--- Requirements ---
**A)** Reproduce the web-of-life tutorial excerpt word for word, from "It is always" up to and including "their names, etc.".
**B)** Decide whether each statement below agrees with the web-of-life tutorial excerpt, answering yes or no and quoting the words from the excerpt that decide it. (i) The excerpt displays the dataframe more nicely with the package formattable. (ii) The connection strength listed for Ficus gul is 55. (iii) Hitting the get_networks.php endpoint without any argument returns only a single network.
**C)** Extend the web-of-life tutorial excerpt, starting after its last line.

==== Excerpt provided

It is always good practice to have a look at the class of a newly defined object (dataframe) and display its first rows to understand how this data looks like, number of columns, their names, etc.
## [1] "data.frame"
## network_name species1 species2
## 1 M_SD_002 Cissus hypoglauca Manucodia keraudrenii
## 2 M_SD_002 Ficus gul Manucodia keraudrenii
## 3 M_SD_002 Ficus odoardi Manucodia keraudrenii
## 4 M_SD_002 Chisocheton sp1 M_SD_002 Manucodia keraudrenii
## 5 M_SD_002 Dysoxylum sp1 M_SD_002 Manucodia keraudrenii
## 6 M_SD_002 Elmerrillia sp1 M_SD_002 Manucodia keraudrenii
## connection_strength
## 1 13
## 2 155
## 3 55
## 4 7
## 5 1
## 6 8
The content of a dataframe can be visualized more nicely using the package formattable
# import the dplyr package (if not done at the beginning)
library(formattable)
# visualize the dataframe in nicer way
formattable(head(M_SD_002_nw)) # visualize the dataframe in a nicer way
network_name | species1 | species2 | connection_strength |
---|---|---|---|
M_SD_002 | Cissus hypoglauca | Manucodia keraudrenii | 13 |
M_SD_002 | Ficus gul | Manucodia keraudrenii | 155 |
M_SD_002 | Ficus odoardi | Manucodia keraudrenii | 55 |
M_SD_002 | Chisocheton sp1 M_SD_002 | Manucodia keraudrenii | 7 |
M_SD_002 | Dysoxylum sp1 M_SD_002 | Manucodia keraudrenii | 1 |
M_SD_002 | Elmerrillia sp1 M_SD_002 | Manucodia keraudrenii | 8 |
1.1.2 Download multiple networks from the weboflife API
If you hit the endpoint https://www.web-of-life.es/get_networks.php
without passing any argument into the url, all the networks available in the database are returned, namely a dataframe with columns
network_name, species1, species2, connection_strength:
json_url <- paste0(base_url,"get_networks.php")
all_nws <- jsonlite::fromJSON(json_url)
# show results
formattable(head(all_nws))

========
==== Data rows

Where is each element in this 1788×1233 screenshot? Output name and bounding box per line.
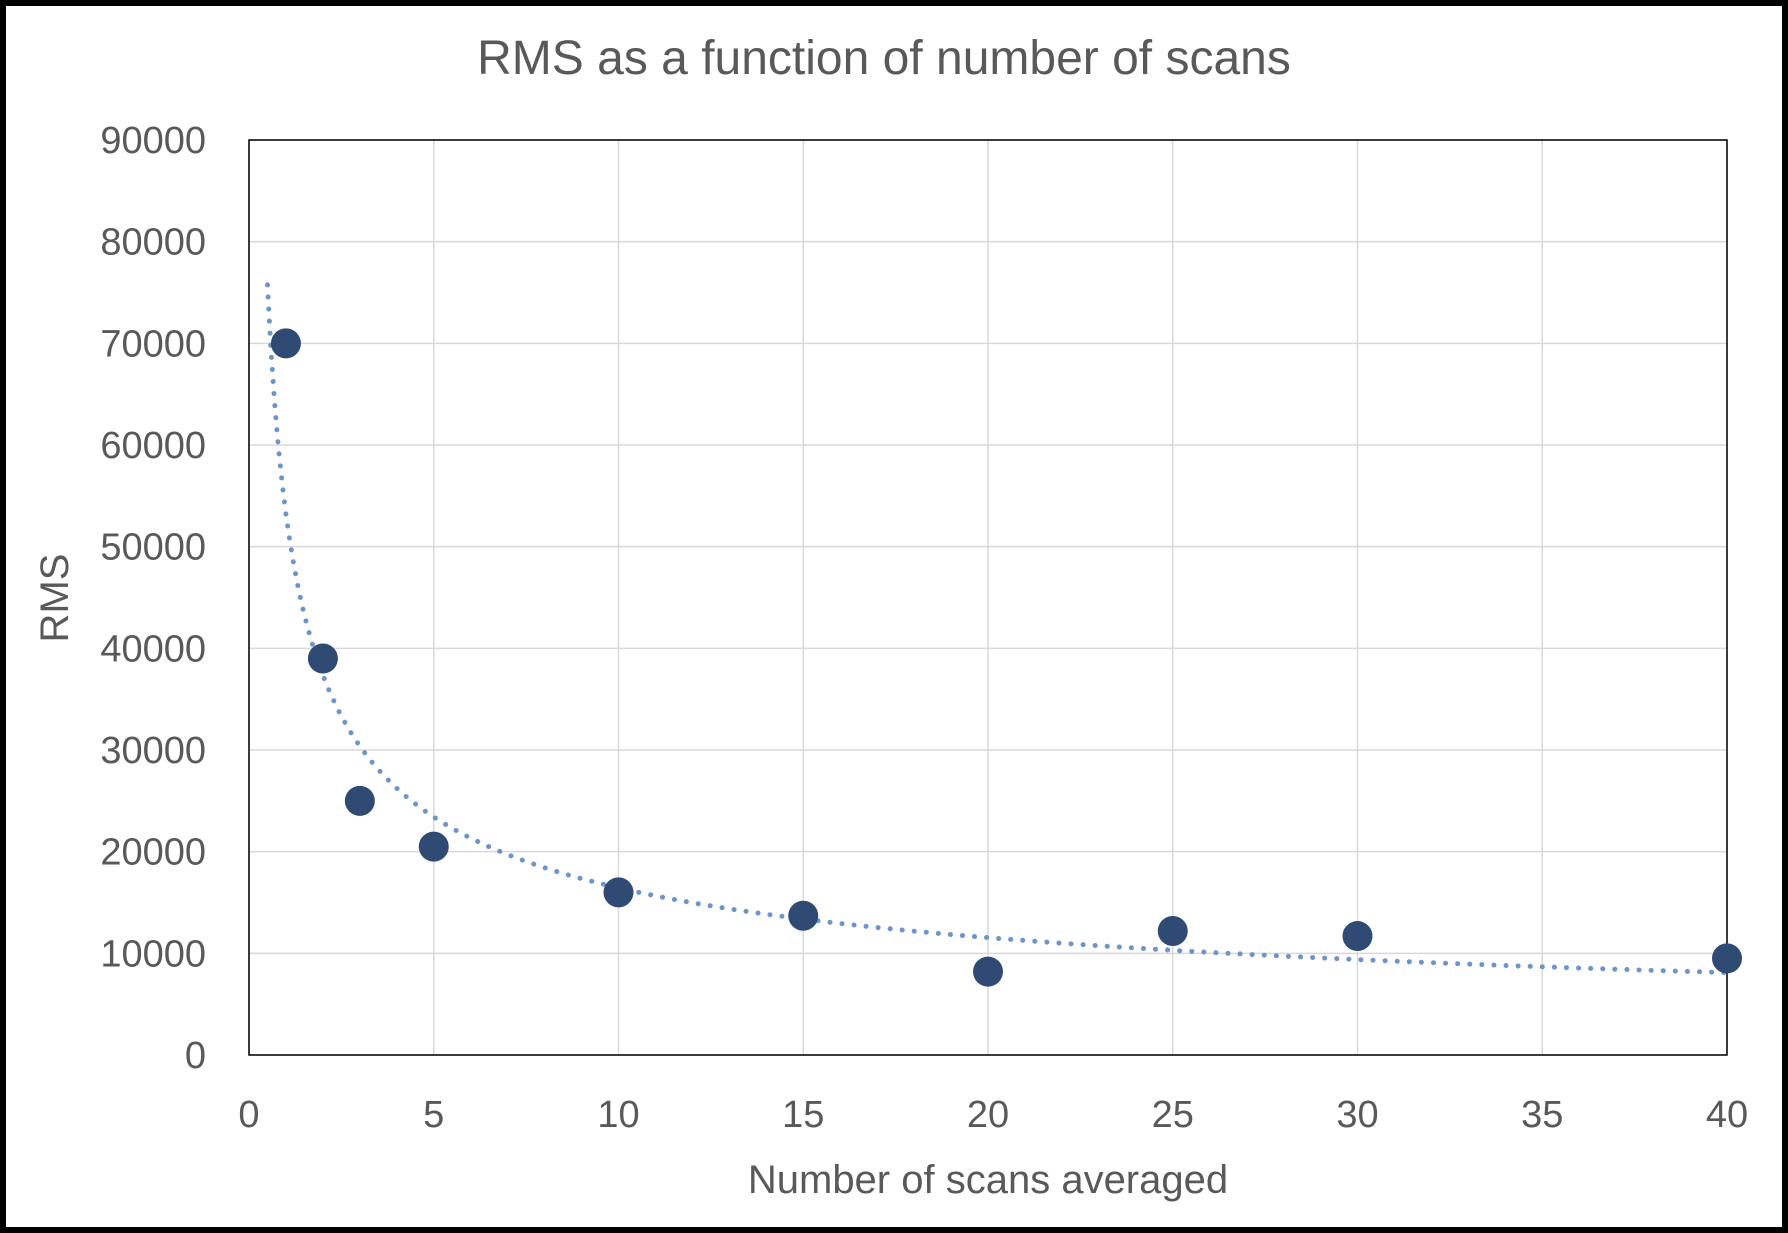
chart-title: RMS as a function of number of scans [477,32,1291,85]
y-axis-ticks: 0 10000 20000 30000 40000 50000 60000 70000 8000… [100,120,206,1077]
y-tick-label: 0 [185,1035,206,1077]
y-tick-label: 10000 [100,933,206,975]
x-tick-label: 0 [238,1094,259,1136]
y-tick-label: 80000 [100,222,206,264]
y-tick-label: 40000 [100,628,206,670]
data-point [1157,915,1188,946]
data-point [1712,943,1742,974]
data-point [603,877,634,908]
data-point [270,328,301,359]
plot-area [248,139,1728,1056]
x-tick-label: 25 [1152,1094,1194,1136]
x-tick-label: 15 [782,1094,824,1136]
y-tick-label: 20000 [100,832,206,874]
data-point [418,831,449,862]
data-point [788,900,819,931]
x-tick-label: 5 [423,1094,444,1136]
x-axis-ticks: 0 5 10 15 20 25 30 35 40 [238,1094,1748,1136]
data-point [344,785,375,816]
y-tick-label: 60000 [100,425,206,467]
data-point [307,643,338,674]
data-point [1342,921,1373,952]
x-tick-label: 35 [1521,1094,1563,1136]
x-tick-label: 10 [597,1094,639,1136]
y-axis-label: RMS [33,554,77,643]
y-tick-label: 50000 [100,527,206,569]
data-points [270,328,1742,987]
x-tick-label: 20 [967,1094,1009,1136]
y-tick-label: 30000 [100,730,206,772]
x-tick-label: 30 [1336,1094,1378,1136]
gridlines [248,139,1728,1056]
x-axis-label: Number of scans averaged [748,1158,1228,1202]
y-tick-label: 90000 [100,120,206,162]
data-point [973,956,1003,987]
x-tick-label: 40 [1706,1094,1748,1136]
y-tick-label: 70000 [100,323,206,365]
trendline [265,282,1730,976]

========

--- Answers ---
**A)**
It is always good practice to have a look at the class of a newly defined object (dataframe) and display its first rows to understand how this data looks like, number of columns, their names, etc.

**B)**
(i) Yes: "The content of a dataframe can be visualized more nicely using the package formattable"
(ii) No: "M_SD_002 | Ficus gul | Manucodia keraudrenii | 155 |"
(iii) No: "without passing any argument into the url, all the networks available in the database are returned"

**C)**
network_name | species1 | species2 | connection_strength |
---|---|---|---|
A_HP_001 | Apodemus mystacinus | Ctenophthalmus euxinicus | 3 |
A_HP_001 | Apodemus mystacinus | Ctenophthalmus hypanis | 3 |
A_HP_001 | Apodemus mystacinus | Ctenophthalmus proximus | 74 |
A_HP_001 | Apodemus mystacinus | Ctenophthalmus shovi | 13 |
A_HP_001 | Apodemus mystacinus | Hystrichopsylla satunini | 4 |
A_HP_001 | Apodemus mystacinus | Leptopsylla segnis | 11 |
You can list and count all the distinct networks you have downloaded using the function distinct()
of the dplyr package for data manipulation:
# import the formattable package (if not done at the beginning)
library(dplyr)
all_nw_names <- distinct(all_nws, network_name)
# show results
formattable(head(all_nws))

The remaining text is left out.